Input:
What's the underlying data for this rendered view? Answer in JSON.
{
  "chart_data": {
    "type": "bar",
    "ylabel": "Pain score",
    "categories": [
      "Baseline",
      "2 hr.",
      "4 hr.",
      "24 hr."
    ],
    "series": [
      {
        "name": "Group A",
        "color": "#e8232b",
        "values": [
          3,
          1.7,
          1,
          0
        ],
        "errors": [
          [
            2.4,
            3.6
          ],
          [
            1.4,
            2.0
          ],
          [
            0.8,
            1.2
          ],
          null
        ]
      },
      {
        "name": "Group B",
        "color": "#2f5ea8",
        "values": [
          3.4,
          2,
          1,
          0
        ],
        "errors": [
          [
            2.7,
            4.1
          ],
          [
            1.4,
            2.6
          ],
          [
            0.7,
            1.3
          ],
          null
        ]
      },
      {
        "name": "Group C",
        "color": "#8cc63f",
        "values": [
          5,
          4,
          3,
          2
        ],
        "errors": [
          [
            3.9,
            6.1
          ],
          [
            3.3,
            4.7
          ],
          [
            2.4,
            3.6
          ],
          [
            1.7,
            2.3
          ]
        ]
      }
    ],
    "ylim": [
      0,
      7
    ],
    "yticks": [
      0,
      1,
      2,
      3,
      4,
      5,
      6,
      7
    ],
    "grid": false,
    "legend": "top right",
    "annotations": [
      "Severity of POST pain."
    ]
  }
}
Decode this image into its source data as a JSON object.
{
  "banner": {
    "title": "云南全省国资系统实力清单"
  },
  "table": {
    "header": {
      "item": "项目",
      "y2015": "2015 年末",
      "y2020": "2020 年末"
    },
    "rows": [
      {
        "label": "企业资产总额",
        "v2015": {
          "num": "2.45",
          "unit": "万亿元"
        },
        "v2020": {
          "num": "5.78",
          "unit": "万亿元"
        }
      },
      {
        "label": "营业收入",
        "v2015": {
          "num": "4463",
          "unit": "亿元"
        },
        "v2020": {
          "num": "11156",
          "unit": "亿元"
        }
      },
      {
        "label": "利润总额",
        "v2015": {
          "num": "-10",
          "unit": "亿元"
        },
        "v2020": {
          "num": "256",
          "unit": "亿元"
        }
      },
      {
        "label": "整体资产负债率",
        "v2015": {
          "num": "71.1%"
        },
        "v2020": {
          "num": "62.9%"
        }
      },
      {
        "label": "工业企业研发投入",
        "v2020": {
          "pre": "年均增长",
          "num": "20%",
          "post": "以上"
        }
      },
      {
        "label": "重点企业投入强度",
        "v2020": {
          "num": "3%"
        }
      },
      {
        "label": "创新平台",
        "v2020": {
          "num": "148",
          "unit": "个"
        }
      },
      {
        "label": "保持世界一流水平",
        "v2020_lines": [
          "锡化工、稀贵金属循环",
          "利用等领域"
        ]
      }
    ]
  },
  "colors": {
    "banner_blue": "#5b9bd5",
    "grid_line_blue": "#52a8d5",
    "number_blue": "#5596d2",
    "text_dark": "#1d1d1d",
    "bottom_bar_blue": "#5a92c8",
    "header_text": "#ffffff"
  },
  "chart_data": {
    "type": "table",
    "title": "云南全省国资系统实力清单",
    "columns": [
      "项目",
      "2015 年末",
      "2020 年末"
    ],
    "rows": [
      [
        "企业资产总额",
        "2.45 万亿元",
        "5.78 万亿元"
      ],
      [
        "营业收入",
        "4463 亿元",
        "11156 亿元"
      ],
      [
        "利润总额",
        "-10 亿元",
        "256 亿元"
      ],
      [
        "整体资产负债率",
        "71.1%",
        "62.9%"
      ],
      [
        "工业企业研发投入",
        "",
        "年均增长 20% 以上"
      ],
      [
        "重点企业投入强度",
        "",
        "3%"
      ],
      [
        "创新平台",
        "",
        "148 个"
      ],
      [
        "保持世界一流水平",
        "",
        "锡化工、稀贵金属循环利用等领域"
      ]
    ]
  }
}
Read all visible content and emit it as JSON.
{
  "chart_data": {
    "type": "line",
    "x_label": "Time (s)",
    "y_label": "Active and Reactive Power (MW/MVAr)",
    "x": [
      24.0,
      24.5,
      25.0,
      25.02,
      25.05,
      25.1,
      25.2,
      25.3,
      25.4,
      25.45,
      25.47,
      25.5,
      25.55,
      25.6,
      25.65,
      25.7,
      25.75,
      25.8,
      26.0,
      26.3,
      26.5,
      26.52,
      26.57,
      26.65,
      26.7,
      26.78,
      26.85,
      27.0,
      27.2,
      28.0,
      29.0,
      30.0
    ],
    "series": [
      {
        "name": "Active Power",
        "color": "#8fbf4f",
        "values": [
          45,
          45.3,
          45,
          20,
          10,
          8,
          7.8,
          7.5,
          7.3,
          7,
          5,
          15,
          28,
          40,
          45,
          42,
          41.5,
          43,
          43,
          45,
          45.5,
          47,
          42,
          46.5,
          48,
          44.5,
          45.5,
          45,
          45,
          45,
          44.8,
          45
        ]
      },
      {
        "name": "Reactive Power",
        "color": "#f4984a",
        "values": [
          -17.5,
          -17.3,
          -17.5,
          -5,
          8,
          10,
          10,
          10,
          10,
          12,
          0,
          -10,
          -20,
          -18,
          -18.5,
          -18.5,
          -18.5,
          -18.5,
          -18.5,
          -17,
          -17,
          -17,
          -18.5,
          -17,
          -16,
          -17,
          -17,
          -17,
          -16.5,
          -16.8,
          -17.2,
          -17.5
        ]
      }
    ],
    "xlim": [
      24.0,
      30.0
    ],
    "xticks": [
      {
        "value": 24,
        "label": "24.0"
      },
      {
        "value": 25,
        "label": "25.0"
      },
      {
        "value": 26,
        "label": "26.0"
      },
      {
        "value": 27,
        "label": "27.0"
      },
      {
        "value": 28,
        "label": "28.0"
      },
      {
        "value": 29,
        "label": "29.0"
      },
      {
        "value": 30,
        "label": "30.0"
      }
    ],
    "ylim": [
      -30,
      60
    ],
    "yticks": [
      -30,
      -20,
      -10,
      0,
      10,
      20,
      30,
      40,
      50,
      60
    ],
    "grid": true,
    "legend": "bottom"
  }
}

Task to carry out:
Set down every record above exactly as given.

Full answer:
What's the underlying data for this rendered view? Answer in JSON.
{
  "chart_data": {
    "type": "bar",
    "ylabel": "Pain score",
    "categories": [
      "Baseline",
      "2 hr.",
      "4 hr.",
      "24 hr."
    ],
    "series": [
      {
        "name": "Group A",
        "color": "#e8232b",
        "values": [
          3,
          1.7,
          1,
          0
        ],
        "errors": [
          [
            2.4,
            3.6
          ],
          [
            1.4,
            2.0
          ],
          [
            0.8,
            1.2
          ],
          null
        ]
      },
      {
        "name": "Group B",
        "color": "#2f5ea8",
        "values": [
          3.4,
          2,
          1,
          0
        ],
        "errors": [
          [
            2.7,
            4.1
          ],
          [
            1.4,
            2.6
          ],
          [
            0.7,
            1.3
          ],
          null
        ]
      },
      {
        "name": "Group C",
        "color": "#8cc63f",
        "values": [
          5,
          4,
          3,
          2
        ],
        "errors": [
          [
            3.9,
            6.1
          ],
          [
            3.3,
            4.7
          ],
          [
            2.4,
            3.6
          ],
          [
            1.7,
            2.3
          ]
        ]
      }
    ],
    "ylim": [
      0,
      7
    ],
    "yticks": [
      0,
      1,
      2,
      3,
      4,
      5,
      6,
      7
    ],
    "grid": false,
    "legend": "top right",
    "annotations": [
      "Severity of POST pain."
    ]
  }
}
Decode this image into its source data as a JSON object.
{
  "banner": {
    "title": "云南全省国资系统实力清单"
  },
  "table": {
    "header": {
      "item": "项目",
      "y2015": "2015 年末",
      "y2020": "2020 年末"
    },
    "rows": [
      {
        "label": "企业资产总额",
        "v2015": {
          "num": "2.45",
          "unit": "万亿元"
        },
        "v2020": {
          "num": "5.78",
          "unit": "万亿元"
        }
      },
      {
        "label": "营业收入",
        "v2015": {
          "num": "4463",
          "unit": "亿元"
        },
        "v2020": {
          "num": "11156",
          "unit": "亿元"
        }
      },
      {
        "label": "利润总额",
        "v2015": {
          "num": "-10",
          "unit": "亿元"
        },
        "v2020": {
          "num": "256",
          "unit": "亿元"
        }
      },
      {
        "label": "整体资产负债率",
        "v2015": {
          "num": "71.1%"
        },
        "v2020": {
          "num": "62.9%"
        }
      },
      {
        "label": "工业企业研发投入",
        "v2020": {
          "pre": "年均增长",
          "num": "20%",
          "post": "以上"
        }
      },
      {
        "label": "重点企业投入强度",
        "v2020": {
          "num": "3%"
        }
      },
      {
        "label": "创新平台",
        "v2020": {
          "num": "148",
          "unit": "个"
        }
      },
      {
        "label": "保持世界一流水平",
        "v2020_lines": [
          "锡化工、稀贵金属循环",
          "利用等领域"
        ]
      }
    ]
  },
  "colors": {
    "banner_blue": "#5b9bd5",
    "grid_line_blue": "#52a8d5",
    "number_blue": "#5596d2",
    "text_dark": "#1d1d1d",
    "bottom_bar_blue": "#5a92c8",
    "header_text": "#ffffff"
  },
  "chart_data": {
    "type": "table",
    "title": "云南全省国资系统实力清单",
    "columns": [
      "项目",
      "2015 年末",
      "2020 年末"
    ],
    "rows": [
      [
        "企业资产总额",
        "2.45 万亿元",
        "5.78 万亿元"
      ],
      [
        "营业收入",
        "4463 亿元",
        "11156 亿元"
      ],
      [
        "利润总额",
        "-10 亿元",
        "256 亿元"
      ],
      [
        "整体资产负债率",
        "71.1%",
        "62.9%"
      ],
      [
        "工业企业研发投入",
        "",
        "年均增长 20% 以上"
      ],
      [
        "重点企业投入强度",
        "",
        "3%"
      ],
      [
        "创新平台",
        "",
        "148 个"
      ],
      [
        "保持世界一流水平",
        "",
        "锡化工、稀贵金属循环利用等领域"
      ]
    ]
  }
}
Read all visible content and emit it as JSON.
{
  "chart_data": {
    "type": "line",
    "x_label": "Time (s)",
    "y_label": "Active and Reactive Power (MW/MVAr)",
    "x": [
      24.0,
      24.5,
      25.0,
      25.02,
      25.05,
      25.1,
      25.2,
      25.3,
      25.4,
      25.45,
      25.47,
      25.5,
      25.55,
      25.6,
      25.65,
      25.7,
      25.75,
      25.8,
      26.0,
      26.3,
      26.5,
      26.52,
      26.57,
      26.65,
      26.7,
      26.78,
      26.85,
      27.0,
      27.2,
      28.0,
      29.0,
      30.0
    ],
    "series": [
      {
        "name": "Active Power",
        "color": "#8fbf4f",
        "values": [
          45,
          45.3,
          45,
          20,
          10,
          8,
          7.8,
          7.5,
          7.3,
          7,
          5,
          15,
          28,
          40,
          45,
          42,
          41.5,
          43,
          43,
          45,
          45.5,
          47,
          42,
          46.5,
          48,
          44.5,
          45.5,
          45,
          45,
          45,
          44.8,
          45
        ]
      },
      {
        "name": "Reactive Power",
        "color": "#f4984a",
        "values": [
          -17.5,
          -17.3,
          -17.5,
          -5,
          8,
          10,
          10,
          10,
          10,
          12,
          0,
          -10,
          -20,
          -18,
          -18.5,
          -18.5,
          -18.5,
          -18.5,
          -18.5,
          -17,
          -17,
          -17,
          -18.5,
          -17,
          -16,
          -17,
          -17,
          -17,
          -16.5,
          -16.8,
          -17.2,
          -17.5
        ]
      }
    ],
    "xlim": [
      24.0,
      30.0
    ],
    "xticks": [
      {
        "value": 24,
        "label": "24.0"
      },
      {
        "value": 25,
        "label": "25.0"
      },
      {
        "value": 26,
        "label": "26.0"
      },
      {
        "value": 27,
        "label": "27.0"
      },
      {
        "value": 28,
        "label": "28.0"
      },
      {
        "value": 29,
        "label": "29.0"
      },
      {
        "value": 30,
        "label": "30.0"
      }
    ],
    "ylim": [
      -30,
      60
    ],
    "yticks": [
      -30,
      -20,
      -10,
      0,
      10,
      20,
      30,
      40,
      50,
      60
    ],
    "grid": true,
    "legend": "bottom"
  }
}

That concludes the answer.